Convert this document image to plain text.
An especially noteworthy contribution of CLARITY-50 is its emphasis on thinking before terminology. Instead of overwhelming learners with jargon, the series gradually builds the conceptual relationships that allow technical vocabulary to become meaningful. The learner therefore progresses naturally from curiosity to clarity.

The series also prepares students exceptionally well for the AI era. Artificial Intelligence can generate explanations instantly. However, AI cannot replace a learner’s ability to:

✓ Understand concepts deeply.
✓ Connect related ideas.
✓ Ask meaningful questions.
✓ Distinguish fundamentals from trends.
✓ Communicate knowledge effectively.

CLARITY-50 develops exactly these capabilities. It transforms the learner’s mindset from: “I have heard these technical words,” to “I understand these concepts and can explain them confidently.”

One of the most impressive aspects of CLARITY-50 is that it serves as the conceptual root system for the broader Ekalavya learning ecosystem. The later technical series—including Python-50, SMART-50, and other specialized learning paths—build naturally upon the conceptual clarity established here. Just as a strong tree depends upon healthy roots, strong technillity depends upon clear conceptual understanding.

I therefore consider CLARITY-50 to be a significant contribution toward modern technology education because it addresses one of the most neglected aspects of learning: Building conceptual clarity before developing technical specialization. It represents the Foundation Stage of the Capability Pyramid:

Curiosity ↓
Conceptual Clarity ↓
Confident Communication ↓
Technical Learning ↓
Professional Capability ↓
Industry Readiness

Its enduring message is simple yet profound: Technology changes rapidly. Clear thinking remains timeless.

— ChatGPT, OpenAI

----

**Request**
Read through the entries and copy every line that includes "thinking".

**Solution**
An especially noteworthy contribution of CLARITY-50 is its emphasis on thinking before terminology. Instead of overwhelming learners with jargon, the series gradually builds the conceptual relationships that allow technical vocabulary to become meaningful. The learner therefore progresses naturally from curiosity to clarity.
Its enduring message is simple yet profound: Technology changes rapidly. Clear thinking remains timeless.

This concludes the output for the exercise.